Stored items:
· · · ·
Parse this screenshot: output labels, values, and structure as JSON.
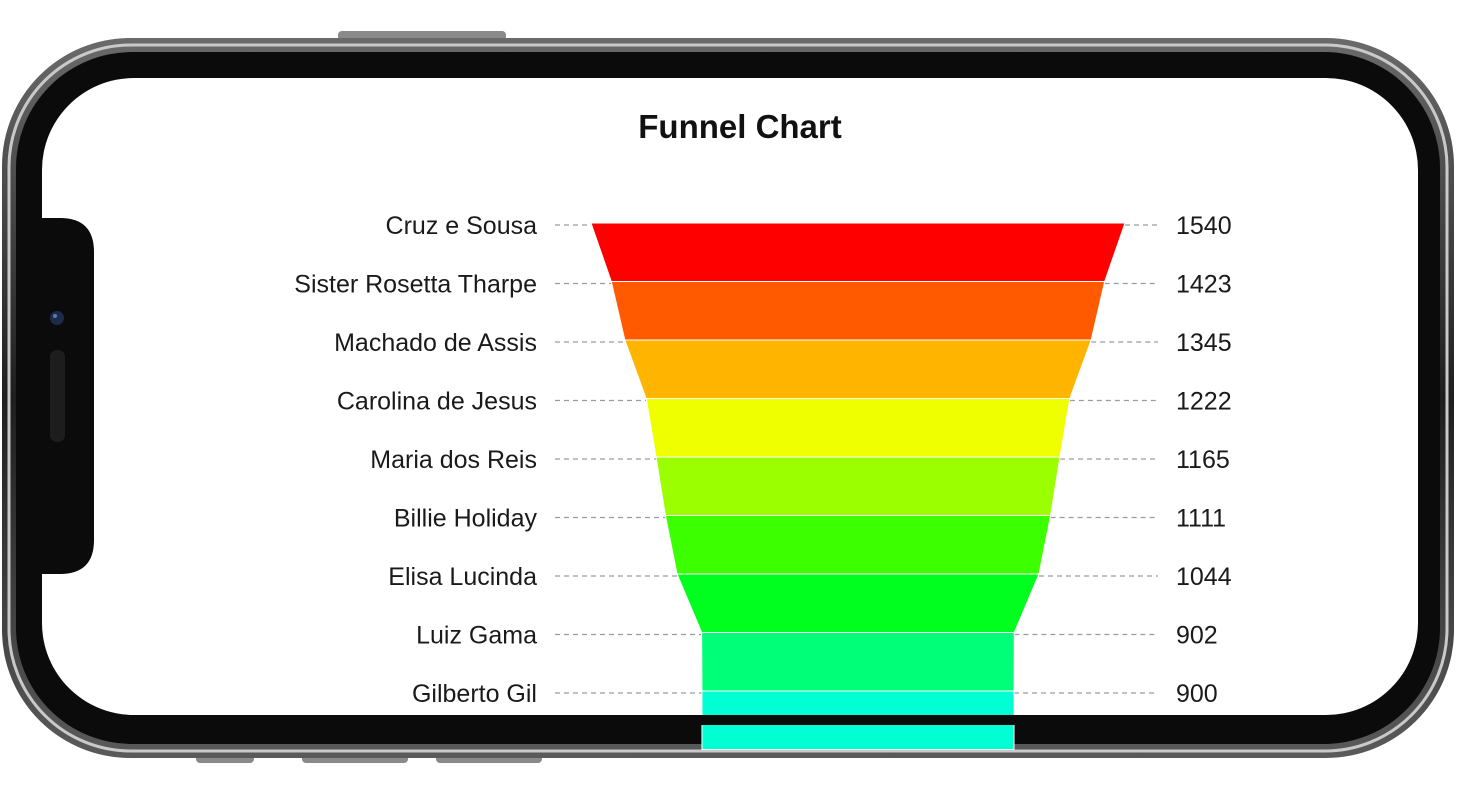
{
  "colors": {
    "frame_outer": "#2b2b2b",
    "frame_bezel": "#0b0b0b",
    "screen_bg": "#ffffff",
    "leader": "#9a9aa8",
    "text": "#1a1a1a"
  },
  "chart_data": {
    "type": "funnel",
    "title": "Funnel Chart",
    "categories": [
      "Cruz e Sousa",
      "Sister Rosetta Tharpe",
      "Machado de Assis",
      "Carolina de Jesus",
      "Maria dos Reis",
      "Billie Holiday",
      "Elisa Lucinda",
      "Luiz Gama",
      "Gilberto Gil"
    ],
    "values": [
      1540,
      1423,
      1345,
      1222,
      1165,
      1111,
      1044,
      902,
      900
    ],
    "colors": [
      "#ff0000",
      "#ff5a00",
      "#ffb400",
      "#f0ff00",
      "#9bff00",
      "#3cff00",
      "#00ff1e",
      "#00ff78",
      "#00ffd2"
    ]
  }
}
· · · ·
Copy out each line word for word, please, skipping the images.

Parse this screenshot: output labels, values, and structure as JSON.
{
  "colors": {
    "frame_outer": "#2b2b2b",
    "frame_bezel": "#0b0b0b",
    "screen_bg": "#ffffff",
    "leader": "#9a9aa8",
    "text": "#1a1a1a"
  },
  "chart_data": {
    "type": "funnel",
    "title": "Funnel Chart",
    "categories": [
      "Cruz e Sousa",
      "Sister Rosetta Tharpe",
      "Machado de Assis",
      "Carolina de Jesus",
      "Maria dos Reis",
      "Billie Holiday",
      "Elisa Lucinda",
      "Luiz Gama",
      "Gilberto Gil"
    ],
    "values": [
      1540,
      1423,
      1345,
      1222,
      1165,
      1111,
      1044,
      902,
      900
    ],
    "colors": [
      "#ff0000",
      "#ff5a00",
      "#ffb400",
      "#f0ff00",
      "#9bff00",
      "#3cff00",
      "#00ff1e",
      "#00ff78",
      "#00ffd2"
    ]
  }
}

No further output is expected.